_Text_
--

Puddles lie on the floor of the exhibition space. A seeming paradox, for how can a liquid agglomeration, caused by the weather, something which would normally adapt to the surface it falls on, ‘lie’, let alone lie in a dry enclosed space?
Since 2010, Mirja Busch has been creating such apparently realistic objects based on a photographic archive she has put together to explore the reflection, shape and colour of puddles. She thus transforms something familiar, ephemeral and basically shapeless into a fixed and exhibitable form. Once in the exhibition space, the clouds, kerbsides or brick walls reflected in a puddle lose their real referents. The puddle’s resin coating and edging counteracts the trompe‑l’œil effect, revealing its crafted nature. What remains is an abstract and formed surface.
Through their constant engagement with flat forms and surfaces, Mirja Busch’s objects are crossovers, oscillating between two and three dimensions and thus opening up unexpected illusionary spaces. The presentation of her works often involves various spatial levels, reflecting the direct exhibition context and questioning in ever new ways the actual boundaries of the sculptural objects. Thus Mirja Busch’s work poses not only the ontological question of what a sculptural object is, but also the question of when and, most importantly, how it is perceived in its specific context and how the observer relates and behaves towards it. These questions become even more relevant given the closeness her objects seek to other artistic disciplines, especially photography and painting, and even to non-artistic objects.

--

_Dataset extract_
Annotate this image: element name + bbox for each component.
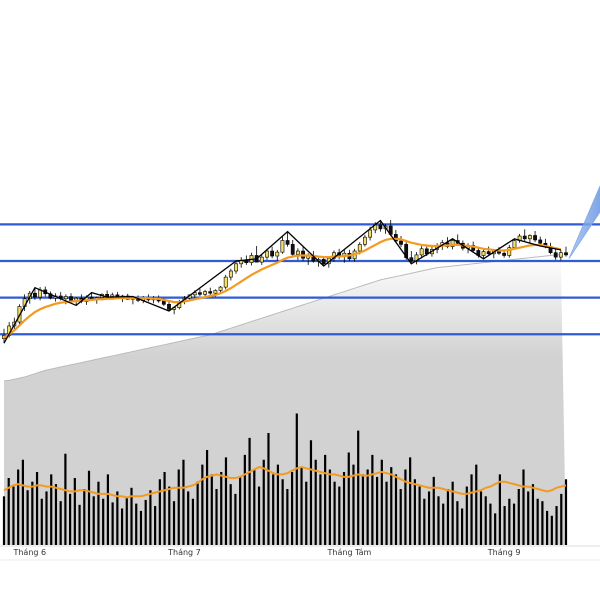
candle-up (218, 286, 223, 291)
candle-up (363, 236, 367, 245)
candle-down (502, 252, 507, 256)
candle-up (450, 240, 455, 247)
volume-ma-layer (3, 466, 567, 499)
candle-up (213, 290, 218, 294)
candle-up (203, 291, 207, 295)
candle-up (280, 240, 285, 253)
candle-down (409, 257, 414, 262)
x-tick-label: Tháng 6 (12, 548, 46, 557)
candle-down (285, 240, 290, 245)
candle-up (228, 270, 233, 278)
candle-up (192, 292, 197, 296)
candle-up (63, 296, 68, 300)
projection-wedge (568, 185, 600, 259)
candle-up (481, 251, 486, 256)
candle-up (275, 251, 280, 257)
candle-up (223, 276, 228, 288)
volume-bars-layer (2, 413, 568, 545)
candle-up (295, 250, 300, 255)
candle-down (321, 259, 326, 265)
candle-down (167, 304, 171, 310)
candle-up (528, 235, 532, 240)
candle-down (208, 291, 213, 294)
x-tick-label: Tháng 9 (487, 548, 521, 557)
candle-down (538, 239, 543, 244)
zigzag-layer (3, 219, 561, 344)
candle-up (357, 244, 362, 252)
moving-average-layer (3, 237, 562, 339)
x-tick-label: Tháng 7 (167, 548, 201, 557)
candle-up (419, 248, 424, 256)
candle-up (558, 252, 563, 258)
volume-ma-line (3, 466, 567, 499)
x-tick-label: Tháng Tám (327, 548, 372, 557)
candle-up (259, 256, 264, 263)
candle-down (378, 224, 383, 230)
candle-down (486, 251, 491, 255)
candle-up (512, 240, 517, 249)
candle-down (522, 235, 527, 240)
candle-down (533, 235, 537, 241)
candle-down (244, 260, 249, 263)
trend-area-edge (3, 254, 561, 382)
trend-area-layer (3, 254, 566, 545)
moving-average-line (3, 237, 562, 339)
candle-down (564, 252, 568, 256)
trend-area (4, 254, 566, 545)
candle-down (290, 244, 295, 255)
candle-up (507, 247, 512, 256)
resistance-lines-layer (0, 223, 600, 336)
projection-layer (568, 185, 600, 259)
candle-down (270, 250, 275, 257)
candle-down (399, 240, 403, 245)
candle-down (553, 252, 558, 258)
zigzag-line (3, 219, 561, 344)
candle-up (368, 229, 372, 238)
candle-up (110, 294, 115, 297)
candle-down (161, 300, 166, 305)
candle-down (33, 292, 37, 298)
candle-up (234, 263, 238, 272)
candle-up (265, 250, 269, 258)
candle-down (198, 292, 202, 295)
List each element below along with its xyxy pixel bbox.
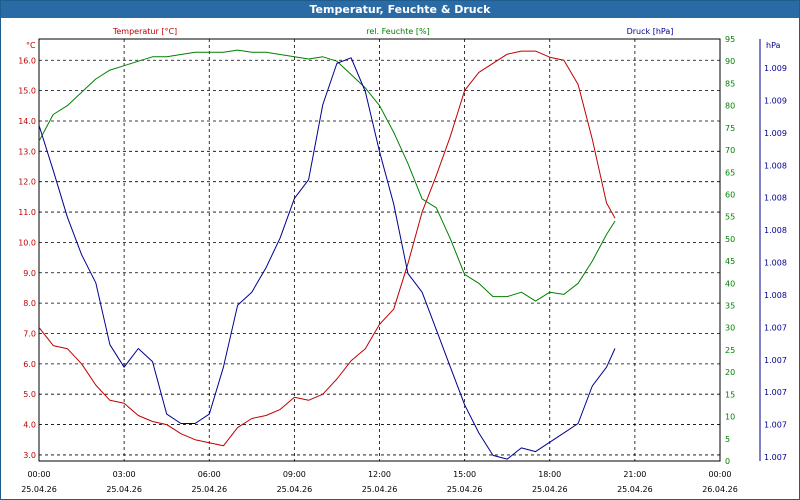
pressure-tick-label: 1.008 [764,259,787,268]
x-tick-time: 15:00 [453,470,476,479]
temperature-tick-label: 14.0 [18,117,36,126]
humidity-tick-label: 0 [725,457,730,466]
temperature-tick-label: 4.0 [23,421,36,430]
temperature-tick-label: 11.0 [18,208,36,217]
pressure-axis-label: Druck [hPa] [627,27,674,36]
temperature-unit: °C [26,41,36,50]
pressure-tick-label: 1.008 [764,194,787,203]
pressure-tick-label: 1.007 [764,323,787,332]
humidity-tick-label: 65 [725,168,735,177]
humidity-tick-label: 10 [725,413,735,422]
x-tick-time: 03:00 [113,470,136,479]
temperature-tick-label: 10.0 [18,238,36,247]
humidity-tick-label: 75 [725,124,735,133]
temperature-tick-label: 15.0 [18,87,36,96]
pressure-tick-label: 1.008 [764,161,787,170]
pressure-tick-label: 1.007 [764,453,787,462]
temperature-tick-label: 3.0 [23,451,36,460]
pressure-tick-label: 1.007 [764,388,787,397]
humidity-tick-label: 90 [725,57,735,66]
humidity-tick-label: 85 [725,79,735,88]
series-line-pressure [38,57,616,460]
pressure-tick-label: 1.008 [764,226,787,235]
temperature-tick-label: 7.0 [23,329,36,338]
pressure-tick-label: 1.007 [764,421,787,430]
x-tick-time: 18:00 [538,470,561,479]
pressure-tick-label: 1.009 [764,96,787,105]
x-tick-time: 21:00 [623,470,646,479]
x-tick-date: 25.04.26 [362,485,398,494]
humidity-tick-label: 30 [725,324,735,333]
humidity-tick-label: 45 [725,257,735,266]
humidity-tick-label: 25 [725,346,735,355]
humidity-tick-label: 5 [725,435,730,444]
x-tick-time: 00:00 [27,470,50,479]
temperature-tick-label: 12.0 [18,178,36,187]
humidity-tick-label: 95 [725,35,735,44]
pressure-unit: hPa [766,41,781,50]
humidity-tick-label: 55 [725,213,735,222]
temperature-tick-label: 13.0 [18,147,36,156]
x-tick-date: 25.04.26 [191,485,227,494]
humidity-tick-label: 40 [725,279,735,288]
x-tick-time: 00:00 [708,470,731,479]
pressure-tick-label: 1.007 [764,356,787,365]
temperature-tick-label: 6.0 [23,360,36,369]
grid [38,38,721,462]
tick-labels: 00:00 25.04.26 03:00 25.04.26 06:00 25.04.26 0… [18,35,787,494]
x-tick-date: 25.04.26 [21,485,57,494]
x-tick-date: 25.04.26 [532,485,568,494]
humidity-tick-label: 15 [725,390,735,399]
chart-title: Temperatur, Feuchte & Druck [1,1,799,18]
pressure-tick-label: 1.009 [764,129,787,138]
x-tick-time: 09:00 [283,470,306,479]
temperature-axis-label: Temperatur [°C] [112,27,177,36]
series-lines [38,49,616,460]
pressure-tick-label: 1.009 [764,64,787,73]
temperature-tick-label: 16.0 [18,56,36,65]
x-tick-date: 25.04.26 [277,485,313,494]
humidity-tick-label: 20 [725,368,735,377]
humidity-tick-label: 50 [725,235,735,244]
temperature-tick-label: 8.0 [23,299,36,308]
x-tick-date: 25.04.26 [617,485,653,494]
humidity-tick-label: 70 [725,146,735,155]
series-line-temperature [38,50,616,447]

--

_To-do list_
[A] Find each line in the entries that contains the string "time" and copy those lines out in full.
[B] Write what comes next in the piece on Mirja Busch's puddle objects, picking up after its final sentence.

_Expected responses_
[A]
x-tick-time: 15:00 [453,470,476,479]
x-tick-time: 03:00 [113,470,136,479]
x-tick-time: 18:00 [538,470,561,479]
x-tick-time: 21:00 [623,470,646,479]
x-tick-time: 00:00 [27,470,50,479]
x-tick-time: 00:00 [708,470,731,479]
x-tick-time: 09:00 [283,470,306,479]

[B]
In her work Mirja Busch consciously draws on the heritage of Minimal Art, while simultaneously breaking away from it to arrive at her own material and formal language. In contrast to historical Minimal Art, nothing in her objects is what it pretends to be: belying their appearance, they are not made of firm industrially produced materials, but of soft materials such as cardboard, elastic fabrics and/or plastic. They are used to shape simple, often organic forms that may lie on the floor, fill up corners (o.T. (Wolke), 2009⁄2011), lean on the wall (M2 (Schwarzes Loch), 2011) or project themselves at waist height into the space with a floating effect (o.T. (Schweben), 2006).
Mirja Busch’s objects ‘snuggle’ into space, entering into a literally symbiotic relationship with that space, without renouncing their object status. Thus they connote references to Carl André’s floor works or to Robert Morris’ Corner and Felt Pieces and make it impossible to view them detached from their situational context. As the parenthesis in the titles of her otherwise untitled works suggest (which mostly contain references to abstract concepts and forms of existence), they embody no concretely nameable objects but rather open up a space for associative mind games.
The oval holes in the flattened work o.T. (Flächen) from 2006, which lies on the floor covered with a white swimsuit fabric, are ‘completed’ from within through the texture and colour of the floor, while their borders are simultaneously blurred towards the outside by apparent shadows. These ‘shadows’ (which are incorporated at precise spots on the surface and are made by dark cloth underlying the swimsuit cover) play with the presence or absence of external objects potentially obstructing direct light on these spots. The work thus produces an imaginary multistable figure. The holes appear as the positive side, while the white flat objects become the surrounding space. At the same time, while the shadows refer to a possible light source in the exhibition space, their placement, and the lack of correspondence with the actual lighting situation can serve as a source of confusion.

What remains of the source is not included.